**Short task**
Locate every line below that contains the word "JSON" and copy it.

**Records provided**
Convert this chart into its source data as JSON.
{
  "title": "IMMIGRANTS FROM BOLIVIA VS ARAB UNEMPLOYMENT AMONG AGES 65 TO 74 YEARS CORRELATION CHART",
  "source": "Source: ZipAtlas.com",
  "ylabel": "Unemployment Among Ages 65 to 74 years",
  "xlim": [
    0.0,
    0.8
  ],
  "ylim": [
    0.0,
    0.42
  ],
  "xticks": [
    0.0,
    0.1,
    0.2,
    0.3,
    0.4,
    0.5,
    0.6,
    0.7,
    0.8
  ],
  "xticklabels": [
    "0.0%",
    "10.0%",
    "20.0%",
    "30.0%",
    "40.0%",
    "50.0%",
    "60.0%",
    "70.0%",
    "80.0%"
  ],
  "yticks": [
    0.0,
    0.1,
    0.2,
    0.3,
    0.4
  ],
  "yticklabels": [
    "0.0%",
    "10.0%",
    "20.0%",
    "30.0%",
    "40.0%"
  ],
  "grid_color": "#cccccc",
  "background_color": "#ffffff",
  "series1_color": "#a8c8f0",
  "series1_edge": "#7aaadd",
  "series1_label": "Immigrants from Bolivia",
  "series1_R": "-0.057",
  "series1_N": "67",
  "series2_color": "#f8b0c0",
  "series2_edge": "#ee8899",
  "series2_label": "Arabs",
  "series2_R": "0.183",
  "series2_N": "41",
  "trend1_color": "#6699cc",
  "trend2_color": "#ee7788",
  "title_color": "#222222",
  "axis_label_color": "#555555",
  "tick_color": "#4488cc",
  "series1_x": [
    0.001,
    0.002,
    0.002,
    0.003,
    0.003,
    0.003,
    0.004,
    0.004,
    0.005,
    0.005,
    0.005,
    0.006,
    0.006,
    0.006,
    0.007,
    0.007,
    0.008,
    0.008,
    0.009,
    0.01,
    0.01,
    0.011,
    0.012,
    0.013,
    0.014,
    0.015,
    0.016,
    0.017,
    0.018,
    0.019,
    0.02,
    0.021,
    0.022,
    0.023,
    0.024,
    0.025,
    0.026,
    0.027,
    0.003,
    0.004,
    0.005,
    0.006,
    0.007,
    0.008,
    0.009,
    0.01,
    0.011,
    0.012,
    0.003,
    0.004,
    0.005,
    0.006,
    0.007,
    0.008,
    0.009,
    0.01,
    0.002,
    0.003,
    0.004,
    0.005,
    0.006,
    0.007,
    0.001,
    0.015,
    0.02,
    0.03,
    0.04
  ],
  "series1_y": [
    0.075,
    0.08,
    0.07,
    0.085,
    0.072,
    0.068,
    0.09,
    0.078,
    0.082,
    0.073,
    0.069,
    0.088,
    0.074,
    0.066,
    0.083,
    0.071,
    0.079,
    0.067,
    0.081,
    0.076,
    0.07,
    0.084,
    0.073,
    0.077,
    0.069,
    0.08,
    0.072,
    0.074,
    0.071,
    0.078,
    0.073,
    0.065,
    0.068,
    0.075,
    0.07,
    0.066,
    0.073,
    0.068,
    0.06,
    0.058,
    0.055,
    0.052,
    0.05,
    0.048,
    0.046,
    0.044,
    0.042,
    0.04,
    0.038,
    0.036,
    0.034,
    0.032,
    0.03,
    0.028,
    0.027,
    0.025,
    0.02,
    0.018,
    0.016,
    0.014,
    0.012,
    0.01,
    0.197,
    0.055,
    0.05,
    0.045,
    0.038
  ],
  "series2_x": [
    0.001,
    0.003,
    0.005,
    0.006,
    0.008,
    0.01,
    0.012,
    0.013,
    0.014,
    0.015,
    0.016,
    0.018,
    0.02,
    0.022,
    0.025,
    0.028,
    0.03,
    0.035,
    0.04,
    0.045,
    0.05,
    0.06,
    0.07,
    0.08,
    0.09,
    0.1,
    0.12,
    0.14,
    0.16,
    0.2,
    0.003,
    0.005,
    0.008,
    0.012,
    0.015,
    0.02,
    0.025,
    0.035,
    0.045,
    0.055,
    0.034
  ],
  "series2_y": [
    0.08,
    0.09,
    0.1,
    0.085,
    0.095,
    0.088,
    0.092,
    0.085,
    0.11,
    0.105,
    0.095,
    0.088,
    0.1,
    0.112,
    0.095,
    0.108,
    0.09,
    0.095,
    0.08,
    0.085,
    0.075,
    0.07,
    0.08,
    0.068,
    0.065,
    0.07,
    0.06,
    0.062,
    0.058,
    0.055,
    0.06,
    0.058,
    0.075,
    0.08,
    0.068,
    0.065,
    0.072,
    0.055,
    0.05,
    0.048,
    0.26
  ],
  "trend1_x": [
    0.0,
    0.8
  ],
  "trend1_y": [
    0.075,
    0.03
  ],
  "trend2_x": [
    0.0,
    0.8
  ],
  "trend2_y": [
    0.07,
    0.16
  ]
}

--

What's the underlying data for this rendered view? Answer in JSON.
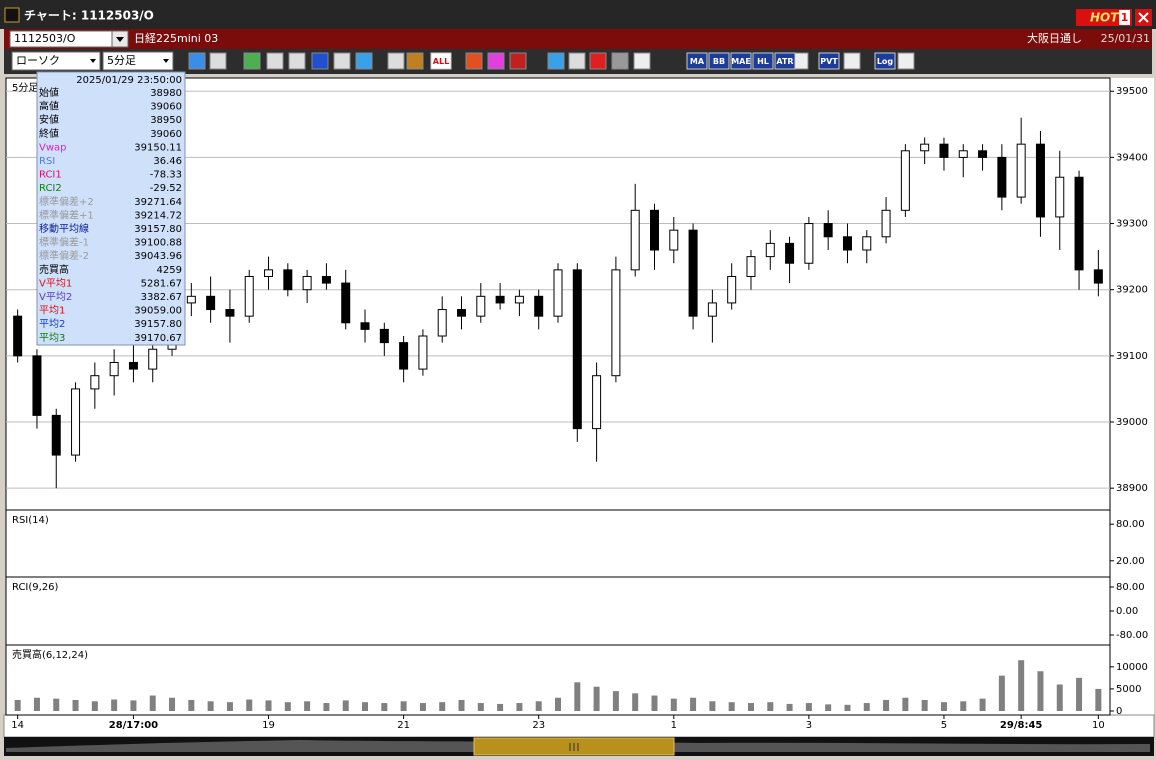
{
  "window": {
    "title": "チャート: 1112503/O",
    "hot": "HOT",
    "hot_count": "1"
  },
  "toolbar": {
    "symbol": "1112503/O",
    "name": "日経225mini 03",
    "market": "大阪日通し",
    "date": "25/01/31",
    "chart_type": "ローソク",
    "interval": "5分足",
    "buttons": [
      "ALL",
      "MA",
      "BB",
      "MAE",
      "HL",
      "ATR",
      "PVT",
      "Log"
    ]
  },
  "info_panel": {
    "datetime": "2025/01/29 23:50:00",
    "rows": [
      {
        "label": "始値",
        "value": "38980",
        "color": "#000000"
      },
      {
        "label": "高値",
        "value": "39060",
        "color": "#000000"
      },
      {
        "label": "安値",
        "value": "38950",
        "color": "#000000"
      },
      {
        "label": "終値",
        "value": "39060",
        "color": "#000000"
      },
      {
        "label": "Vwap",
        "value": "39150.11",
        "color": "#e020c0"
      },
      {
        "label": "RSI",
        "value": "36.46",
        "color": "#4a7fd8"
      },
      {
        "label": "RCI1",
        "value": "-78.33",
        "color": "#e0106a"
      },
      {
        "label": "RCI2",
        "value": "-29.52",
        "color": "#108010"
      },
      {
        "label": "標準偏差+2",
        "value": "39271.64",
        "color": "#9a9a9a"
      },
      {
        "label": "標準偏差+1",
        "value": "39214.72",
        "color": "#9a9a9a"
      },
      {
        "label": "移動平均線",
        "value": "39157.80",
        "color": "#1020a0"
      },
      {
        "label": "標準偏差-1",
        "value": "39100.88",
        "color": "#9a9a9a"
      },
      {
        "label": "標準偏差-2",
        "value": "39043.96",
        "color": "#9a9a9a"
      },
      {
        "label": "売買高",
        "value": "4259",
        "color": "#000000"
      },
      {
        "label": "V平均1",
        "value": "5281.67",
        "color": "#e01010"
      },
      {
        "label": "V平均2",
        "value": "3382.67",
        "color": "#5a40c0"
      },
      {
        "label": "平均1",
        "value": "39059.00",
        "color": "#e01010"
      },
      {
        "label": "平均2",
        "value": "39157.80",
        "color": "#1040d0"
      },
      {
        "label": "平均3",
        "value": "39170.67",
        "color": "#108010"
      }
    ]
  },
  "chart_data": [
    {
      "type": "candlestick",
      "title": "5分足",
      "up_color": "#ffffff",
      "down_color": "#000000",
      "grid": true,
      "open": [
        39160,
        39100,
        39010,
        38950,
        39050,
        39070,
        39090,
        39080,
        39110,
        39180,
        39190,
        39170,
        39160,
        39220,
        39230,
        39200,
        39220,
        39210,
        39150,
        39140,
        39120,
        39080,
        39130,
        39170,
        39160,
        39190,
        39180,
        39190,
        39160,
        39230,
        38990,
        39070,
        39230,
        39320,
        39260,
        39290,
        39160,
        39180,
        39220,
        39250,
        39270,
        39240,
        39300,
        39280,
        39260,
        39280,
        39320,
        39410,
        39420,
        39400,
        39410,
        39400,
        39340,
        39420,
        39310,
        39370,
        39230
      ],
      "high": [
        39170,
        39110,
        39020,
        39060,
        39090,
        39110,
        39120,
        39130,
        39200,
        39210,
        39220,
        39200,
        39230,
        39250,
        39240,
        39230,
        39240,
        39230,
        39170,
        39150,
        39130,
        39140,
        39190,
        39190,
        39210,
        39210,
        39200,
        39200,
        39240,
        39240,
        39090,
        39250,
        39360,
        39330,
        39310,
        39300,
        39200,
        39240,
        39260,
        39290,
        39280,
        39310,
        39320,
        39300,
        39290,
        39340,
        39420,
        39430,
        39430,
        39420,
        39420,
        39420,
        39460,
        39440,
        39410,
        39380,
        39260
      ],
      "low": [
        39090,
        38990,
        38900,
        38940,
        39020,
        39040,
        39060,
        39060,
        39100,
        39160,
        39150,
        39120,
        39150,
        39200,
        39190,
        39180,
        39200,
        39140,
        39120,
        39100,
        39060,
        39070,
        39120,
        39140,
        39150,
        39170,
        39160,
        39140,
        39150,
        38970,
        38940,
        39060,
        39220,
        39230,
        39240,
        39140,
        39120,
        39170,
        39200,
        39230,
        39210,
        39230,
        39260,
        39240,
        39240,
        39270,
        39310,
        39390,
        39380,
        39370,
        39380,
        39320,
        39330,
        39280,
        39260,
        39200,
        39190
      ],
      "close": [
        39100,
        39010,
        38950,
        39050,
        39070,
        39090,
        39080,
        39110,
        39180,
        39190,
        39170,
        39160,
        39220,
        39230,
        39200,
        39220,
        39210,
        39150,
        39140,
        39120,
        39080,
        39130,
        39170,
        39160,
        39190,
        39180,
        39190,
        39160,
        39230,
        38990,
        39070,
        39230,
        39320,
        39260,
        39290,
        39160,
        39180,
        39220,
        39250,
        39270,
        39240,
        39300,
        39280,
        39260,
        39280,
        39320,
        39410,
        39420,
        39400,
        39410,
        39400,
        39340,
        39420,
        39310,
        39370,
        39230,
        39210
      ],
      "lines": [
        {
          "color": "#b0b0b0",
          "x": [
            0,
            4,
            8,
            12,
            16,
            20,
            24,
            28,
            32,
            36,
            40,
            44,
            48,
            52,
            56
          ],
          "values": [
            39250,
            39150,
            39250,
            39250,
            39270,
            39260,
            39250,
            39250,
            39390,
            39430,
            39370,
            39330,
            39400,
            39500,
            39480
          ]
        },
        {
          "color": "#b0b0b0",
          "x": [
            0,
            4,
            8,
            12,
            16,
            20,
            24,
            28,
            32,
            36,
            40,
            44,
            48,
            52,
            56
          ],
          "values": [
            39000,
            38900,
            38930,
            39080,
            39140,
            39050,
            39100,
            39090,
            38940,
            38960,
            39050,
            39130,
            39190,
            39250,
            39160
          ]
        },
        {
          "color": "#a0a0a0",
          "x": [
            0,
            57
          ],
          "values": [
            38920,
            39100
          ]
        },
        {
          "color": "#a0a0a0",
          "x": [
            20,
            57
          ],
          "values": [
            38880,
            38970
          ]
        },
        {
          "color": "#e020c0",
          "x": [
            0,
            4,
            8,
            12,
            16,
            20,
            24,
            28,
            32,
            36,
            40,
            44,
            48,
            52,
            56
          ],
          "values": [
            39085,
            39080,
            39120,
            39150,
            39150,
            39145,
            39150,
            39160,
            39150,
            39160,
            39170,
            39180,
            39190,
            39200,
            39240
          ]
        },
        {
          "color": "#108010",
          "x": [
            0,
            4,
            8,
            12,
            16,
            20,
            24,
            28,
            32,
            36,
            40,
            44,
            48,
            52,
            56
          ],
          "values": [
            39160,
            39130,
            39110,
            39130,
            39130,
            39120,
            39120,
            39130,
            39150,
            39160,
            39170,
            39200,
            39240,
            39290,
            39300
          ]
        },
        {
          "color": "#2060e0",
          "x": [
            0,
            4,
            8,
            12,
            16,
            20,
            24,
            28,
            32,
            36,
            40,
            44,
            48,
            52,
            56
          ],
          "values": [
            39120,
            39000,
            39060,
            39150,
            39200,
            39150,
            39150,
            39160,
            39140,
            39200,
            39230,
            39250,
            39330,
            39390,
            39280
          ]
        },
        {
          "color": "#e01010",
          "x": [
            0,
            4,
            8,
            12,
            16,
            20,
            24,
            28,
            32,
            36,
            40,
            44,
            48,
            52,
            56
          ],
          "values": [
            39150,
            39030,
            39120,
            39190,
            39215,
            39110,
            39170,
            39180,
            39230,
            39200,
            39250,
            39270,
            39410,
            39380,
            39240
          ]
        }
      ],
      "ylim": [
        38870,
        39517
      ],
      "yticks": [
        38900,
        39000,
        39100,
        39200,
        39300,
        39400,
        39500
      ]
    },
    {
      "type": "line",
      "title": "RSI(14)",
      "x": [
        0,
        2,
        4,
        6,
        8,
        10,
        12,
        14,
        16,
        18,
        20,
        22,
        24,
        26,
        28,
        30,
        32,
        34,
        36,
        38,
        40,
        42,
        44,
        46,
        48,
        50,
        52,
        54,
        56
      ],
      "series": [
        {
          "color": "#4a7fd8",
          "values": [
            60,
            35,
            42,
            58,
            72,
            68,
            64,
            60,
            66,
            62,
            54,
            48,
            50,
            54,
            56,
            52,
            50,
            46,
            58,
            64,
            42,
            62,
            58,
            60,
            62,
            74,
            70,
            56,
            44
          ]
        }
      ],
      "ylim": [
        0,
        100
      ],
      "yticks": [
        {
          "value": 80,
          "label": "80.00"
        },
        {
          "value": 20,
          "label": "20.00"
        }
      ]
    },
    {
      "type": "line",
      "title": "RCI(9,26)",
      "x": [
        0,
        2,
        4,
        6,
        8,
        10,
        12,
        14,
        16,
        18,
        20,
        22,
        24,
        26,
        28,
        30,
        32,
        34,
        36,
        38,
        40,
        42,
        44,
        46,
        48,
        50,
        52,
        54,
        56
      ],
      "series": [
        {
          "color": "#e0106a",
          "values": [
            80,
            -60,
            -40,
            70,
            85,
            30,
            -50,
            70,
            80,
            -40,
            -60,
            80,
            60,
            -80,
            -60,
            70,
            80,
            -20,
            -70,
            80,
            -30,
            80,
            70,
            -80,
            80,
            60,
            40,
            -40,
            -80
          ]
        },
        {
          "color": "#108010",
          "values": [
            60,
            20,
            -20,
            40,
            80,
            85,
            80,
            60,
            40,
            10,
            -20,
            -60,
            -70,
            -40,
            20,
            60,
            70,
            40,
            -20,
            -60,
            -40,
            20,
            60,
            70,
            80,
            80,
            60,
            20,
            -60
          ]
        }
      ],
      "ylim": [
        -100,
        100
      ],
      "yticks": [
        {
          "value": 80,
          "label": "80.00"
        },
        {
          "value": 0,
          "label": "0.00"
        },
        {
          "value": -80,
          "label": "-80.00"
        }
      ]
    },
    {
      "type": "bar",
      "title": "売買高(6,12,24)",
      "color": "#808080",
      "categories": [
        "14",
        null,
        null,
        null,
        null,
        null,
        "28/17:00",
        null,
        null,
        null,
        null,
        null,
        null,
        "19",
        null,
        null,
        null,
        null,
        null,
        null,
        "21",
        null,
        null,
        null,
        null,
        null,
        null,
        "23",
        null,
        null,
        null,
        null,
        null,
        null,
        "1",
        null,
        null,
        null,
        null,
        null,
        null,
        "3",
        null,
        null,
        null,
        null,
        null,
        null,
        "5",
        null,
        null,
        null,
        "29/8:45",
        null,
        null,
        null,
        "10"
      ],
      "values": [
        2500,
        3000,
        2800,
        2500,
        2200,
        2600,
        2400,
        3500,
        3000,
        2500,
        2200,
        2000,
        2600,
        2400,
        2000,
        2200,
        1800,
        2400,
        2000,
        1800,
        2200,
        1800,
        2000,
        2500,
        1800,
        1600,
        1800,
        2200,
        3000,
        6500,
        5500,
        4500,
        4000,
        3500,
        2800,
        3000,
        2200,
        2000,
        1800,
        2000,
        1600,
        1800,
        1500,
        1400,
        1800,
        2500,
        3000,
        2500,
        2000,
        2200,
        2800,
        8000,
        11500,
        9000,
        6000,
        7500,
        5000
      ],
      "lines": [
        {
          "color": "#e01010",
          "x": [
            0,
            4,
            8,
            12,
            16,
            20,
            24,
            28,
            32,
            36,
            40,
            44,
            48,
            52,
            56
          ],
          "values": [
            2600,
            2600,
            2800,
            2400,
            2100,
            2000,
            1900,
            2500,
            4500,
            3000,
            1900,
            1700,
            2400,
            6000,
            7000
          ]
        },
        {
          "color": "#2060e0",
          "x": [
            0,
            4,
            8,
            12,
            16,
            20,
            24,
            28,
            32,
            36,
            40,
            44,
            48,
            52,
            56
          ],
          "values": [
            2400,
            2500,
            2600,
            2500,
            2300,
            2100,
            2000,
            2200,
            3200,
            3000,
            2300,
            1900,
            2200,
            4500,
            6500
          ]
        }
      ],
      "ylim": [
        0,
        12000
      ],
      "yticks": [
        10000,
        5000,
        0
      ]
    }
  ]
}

**Answer for the task**
Convert this chart into its source data as JSON.
What's the underlying data for this rendered view? Answer in JSON.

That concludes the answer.